> _Task goal_: Go through the listing beneath this task and return every line that carries the string "связанных".

(Dataset items)
--------------------------------

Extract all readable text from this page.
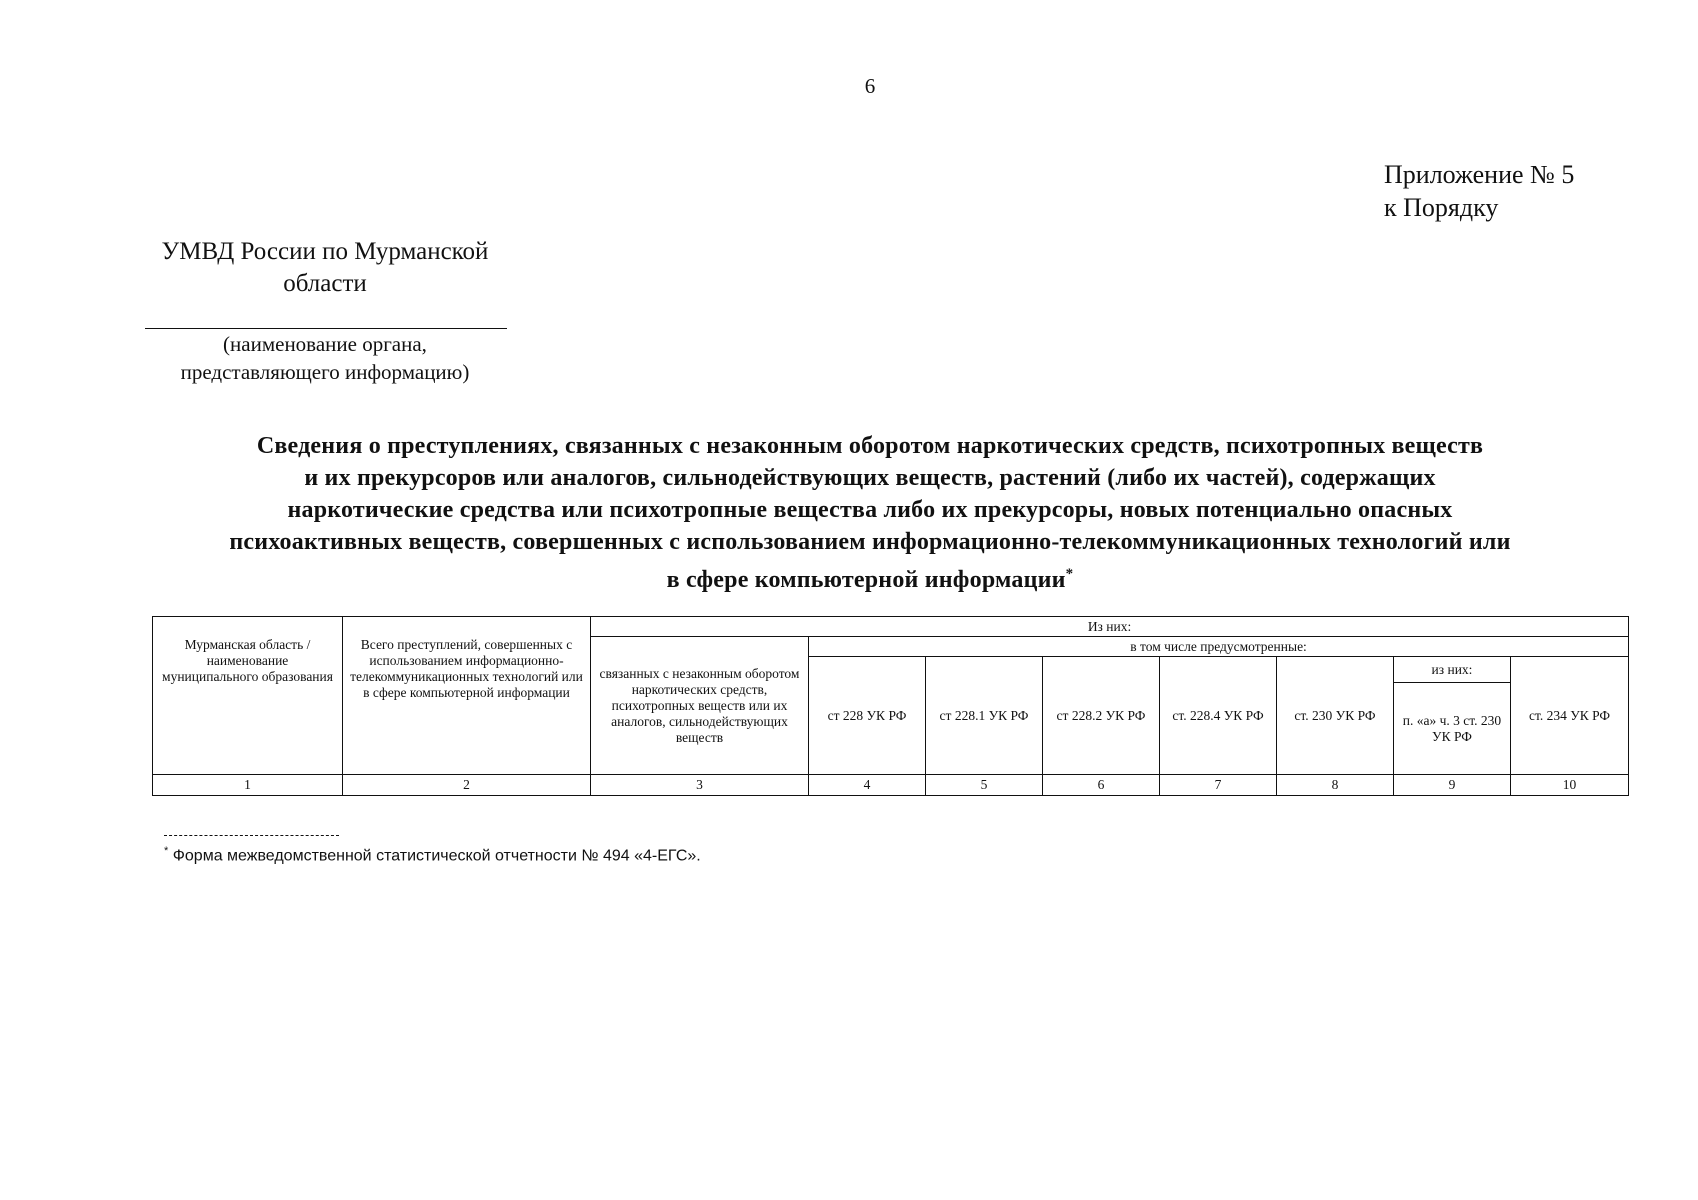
6
Приложение № 5
к Порядку
УМВД России по Мурманской
области
(наименование органа,
представляющего информацию)
Сведения о преступлениях, связанных с незаконным оборотом наркотических средств, психотропных веществ
и их прекурсоров или аналогов, сильнодействующих веществ, растений (либо их частей), содержащих
наркотические средства или психотропные вещества либо их прекурсоры, новых потенциально опасных
психоактивных веществ, совершенных с использованием информационно-телекоммуникационных технологий или
в сфере компьютерной информации*
Мурманская область / наименование муниципального образования	Всего преступлений, совершенных с использованием информационно-телекоммуникационных технологий или в сфере компьютерной информации	Из них:							
		связанных с незаконным оборотом наркотических средств, психотропных веществ или их аналогов, сильнодействующих веществ	в том числе предусмотренные:						
			ст 228 УК РФ	ст 228.1 УК РФ	ст 228.2 УК РФ	ст. 228.4 УК РФ	ст. 230 УК РФ	из них:	ст. 234 УК РФ
								п. «а» ч. 3 ст. 230 УК РФ	
1	2	3	4	5	6	7	8	9	10
* Форма межведомственной статистической отчетности № 494 «4-ЕГС».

--------------------------------

> _The output_:
Сведения о преступлениях, связанных с незаконным оборотом наркотических средств, психотропных веществ
		связанных с незаконным оборотом наркотических средств, психотропных веществ или их аналогов, сильнодействующих веществ	в том числе предусмотренные:						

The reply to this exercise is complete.